Scan the records below. List lines holding "Accuracy".

╔══

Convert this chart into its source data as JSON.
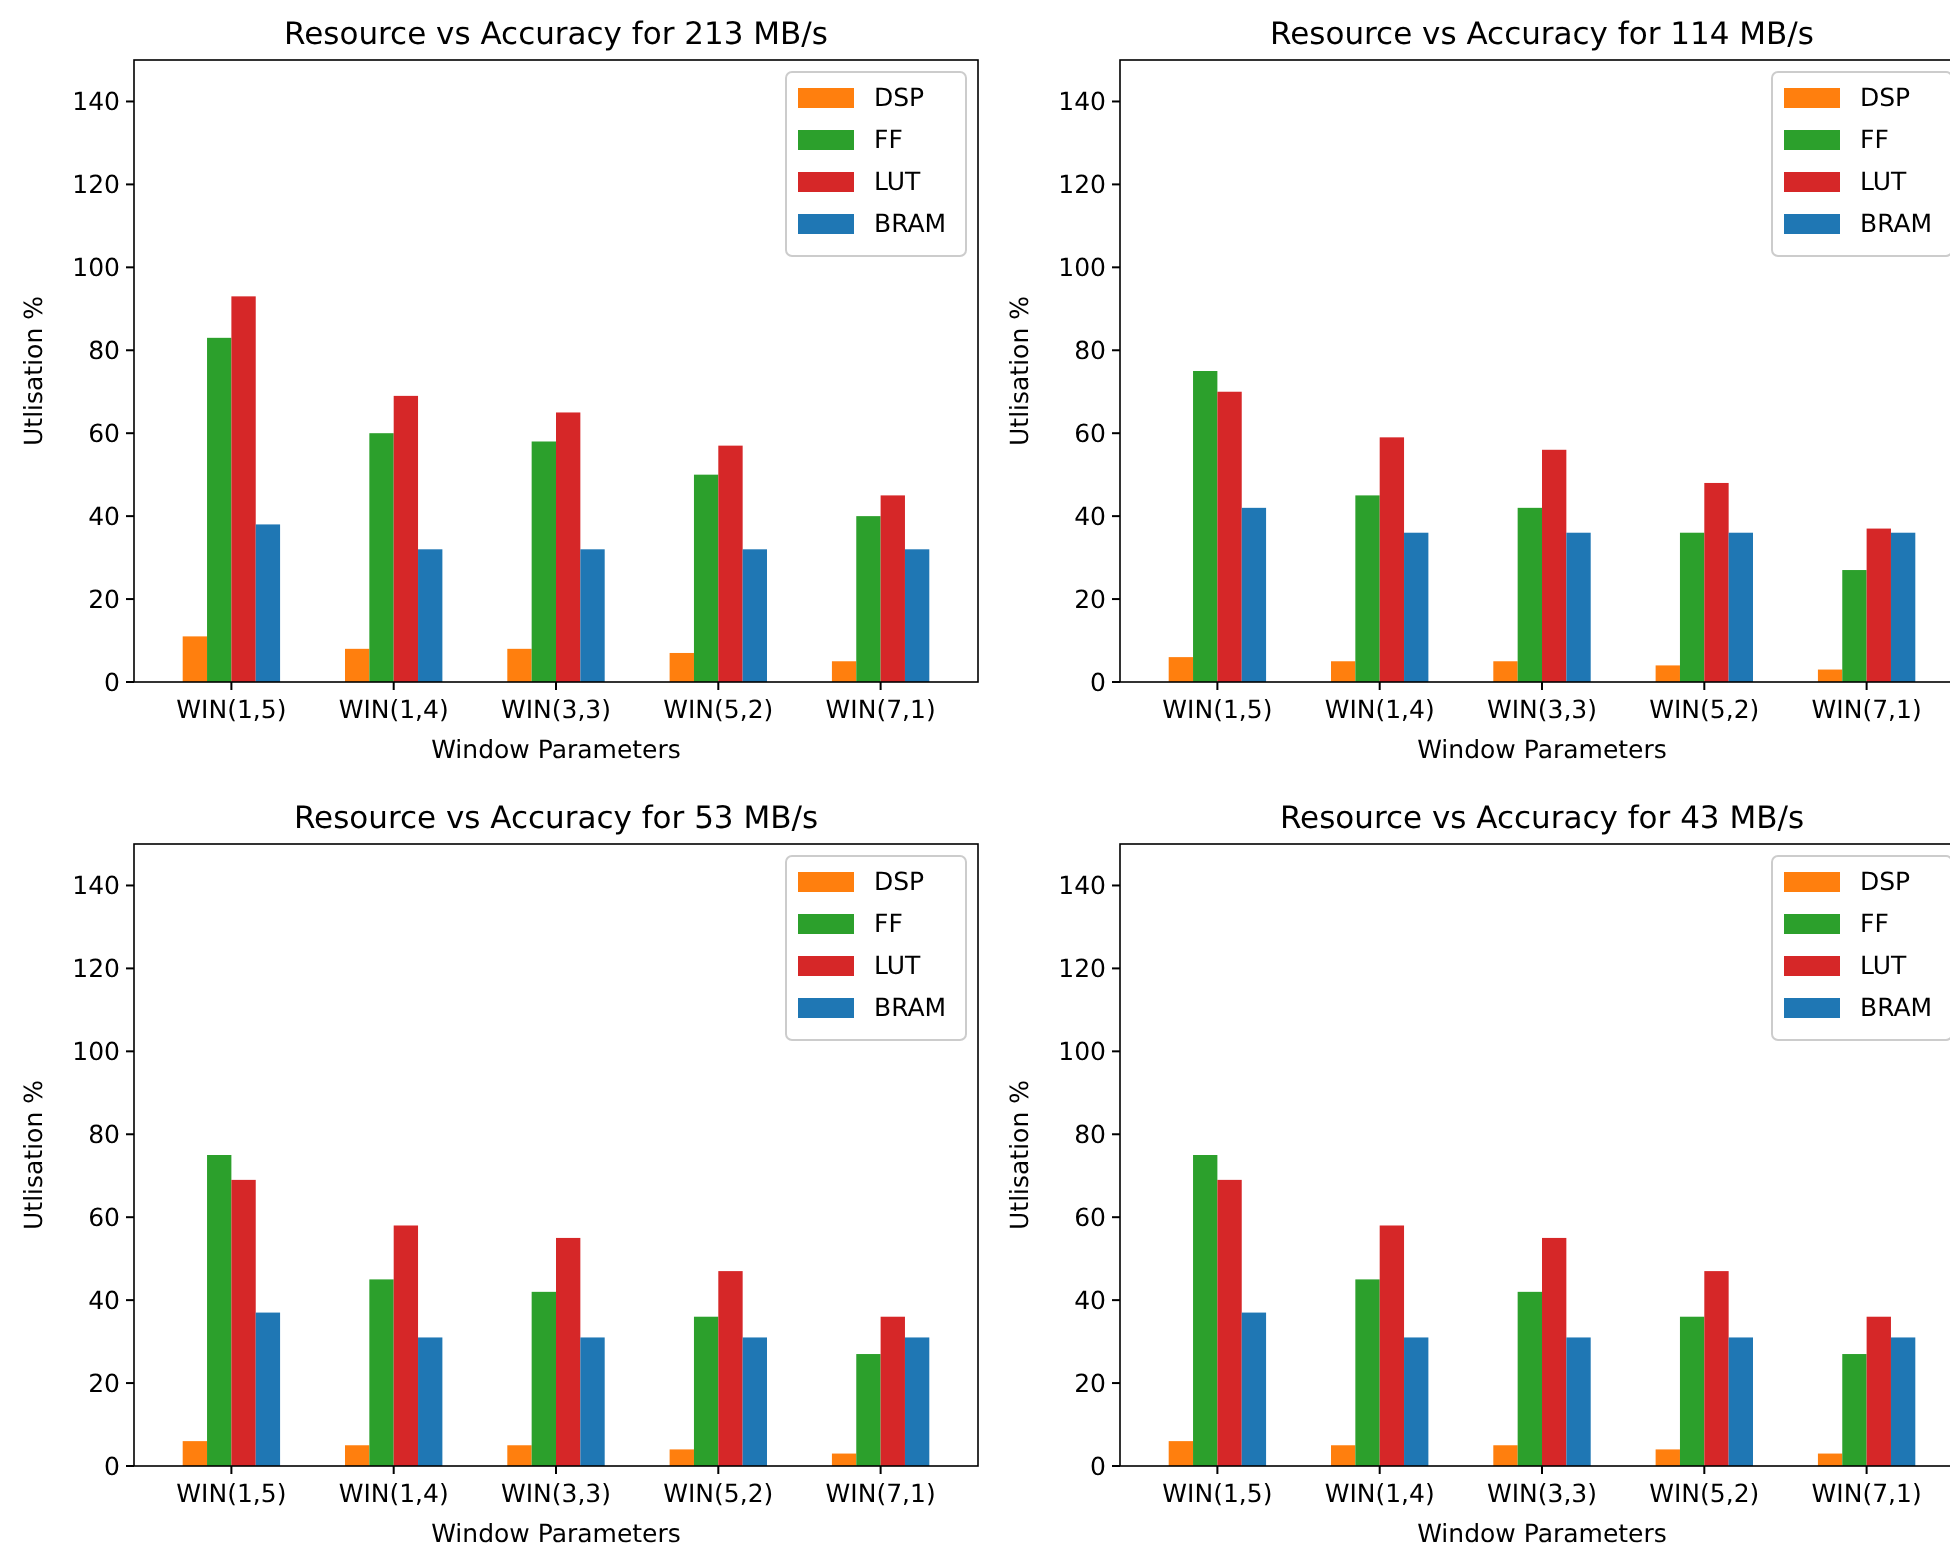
{
  "chart_data": [
    {
      "type": "bar",
      "title": "Resource vs Accuracy for 213 MB/s",
      "xlabel": "Window Parameters",
      "ylabel": "Utlisation %",
      "categories": [
        "WIN(1,5)",
        "WIN(1,4)",
        "WIN(3,3)",
        "WIN(5,2)",
        "WIN(7,1)"
      ],
      "ylim": [
        0,
        150
      ],
      "yticks": [
        0,
        20,
        40,
        60,
        80,
        100,
        120,
        140
      ],
      "legend": "top right",
      "series": [
        {
          "name": "DSP",
          "color": "#ff7f0e",
          "values": [
            11,
            8,
            8,
            7,
            5
          ]
        },
        {
          "name": "FF",
          "color": "#2ca02c",
          "values": [
            83,
            60,
            58,
            50,
            40
          ]
        },
        {
          "name": "LUT",
          "color": "#d62728",
          "values": [
            93,
            69,
            65,
            57,
            45
          ]
        },
        {
          "name": "BRAM",
          "color": "#1f77b4",
          "values": [
            38,
            32,
            32,
            32,
            32
          ]
        }
      ]
    },
    {
      "type": "bar",
      "title": "Resource vs Accuracy for 114 MB/s",
      "xlabel": "Window Parameters",
      "ylabel": "Utlisation %",
      "categories": [
        "WIN(1,5)",
        "WIN(1,4)",
        "WIN(3,3)",
        "WIN(5,2)",
        "WIN(7,1)"
      ],
      "ylim": [
        0,
        150
      ],
      "yticks": [
        0,
        20,
        40,
        60,
        80,
        100,
        120,
        140
      ],
      "legend": "top right",
      "series": [
        {
          "name": "DSP",
          "color": "#ff7f0e",
          "values": [
            6,
            5,
            5,
            4,
            3
          ]
        },
        {
          "name": "FF",
          "color": "#2ca02c",
          "values": [
            75,
            45,
            42,
            36,
            27
          ]
        },
        {
          "name": "LUT",
          "color": "#d62728",
          "values": [
            70,
            59,
            56,
            48,
            37
          ]
        },
        {
          "name": "BRAM",
          "color": "#1f77b4",
          "values": [
            42,
            36,
            36,
            36,
            36
          ]
        }
      ]
    },
    {
      "type": "bar",
      "title": "Resource vs Accuracy for 53 MB/s",
      "xlabel": "Window Parameters",
      "ylabel": "Utlisation %",
      "categories": [
        "WIN(1,5)",
        "WIN(1,4)",
        "WIN(3,3)",
        "WIN(5,2)",
        "WIN(7,1)"
      ],
      "ylim": [
        0,
        150
      ],
      "yticks": [
        0,
        20,
        40,
        60,
        80,
        100,
        120,
        140
      ],
      "legend": "top right",
      "series": [
        {
          "name": "DSP",
          "color": "#ff7f0e",
          "values": [
            6,
            5,
            5,
            4,
            3
          ]
        },
        {
          "name": "FF",
          "color": "#2ca02c",
          "values": [
            75,
            45,
            42,
            36,
            27
          ]
        },
        {
          "name": "LUT",
          "color": "#d62728",
          "values": [
            69,
            58,
            55,
            47,
            36
          ]
        },
        {
          "name": "BRAM",
          "color": "#1f77b4",
          "values": [
            37,
            31,
            31,
            31,
            31
          ]
        }
      ]
    },
    {
      "type": "bar",
      "title": "Resource vs Accuracy for 43 MB/s",
      "xlabel": "Window Parameters",
      "ylabel": "Utlisation %",
      "categories": [
        "WIN(1,5)",
        "WIN(1,4)",
        "WIN(3,3)",
        "WIN(5,2)",
        "WIN(7,1)"
      ],
      "ylim": [
        0,
        150
      ],
      "yticks": [
        0,
        20,
        40,
        60,
        80,
        100,
        120,
        140
      ],
      "legend": "top right",
      "series": [
        {
          "name": "DSP",
          "color": "#ff7f0e",
          "values": [
            6,
            5,
            5,
            4,
            3
          ]
        },
        {
          "name": "FF",
          "color": "#2ca02c",
          "values": [
            75,
            45,
            42,
            36,
            27
          ]
        },
        {
          "name": "LUT",
          "color": "#d62728",
          "values": [
            69,
            58,
            55,
            47,
            36
          ]
        },
        {
          "name": "BRAM",
          "color": "#1f77b4",
          "values": [
            37,
            31,
            31,
            31,
            31
          ]
        }
      ]
    }
  ]
}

╚══

**EXERCISE OUTPUT:**
      "title": "Resource vs Accuracy for 213 MB/s",
      "title": "Resource vs Accuracy for 114 MB/s",
      "title": "Resource vs Accuracy for 53 MB/s",
      "title": "Resource vs Accuracy for 43 MB/s",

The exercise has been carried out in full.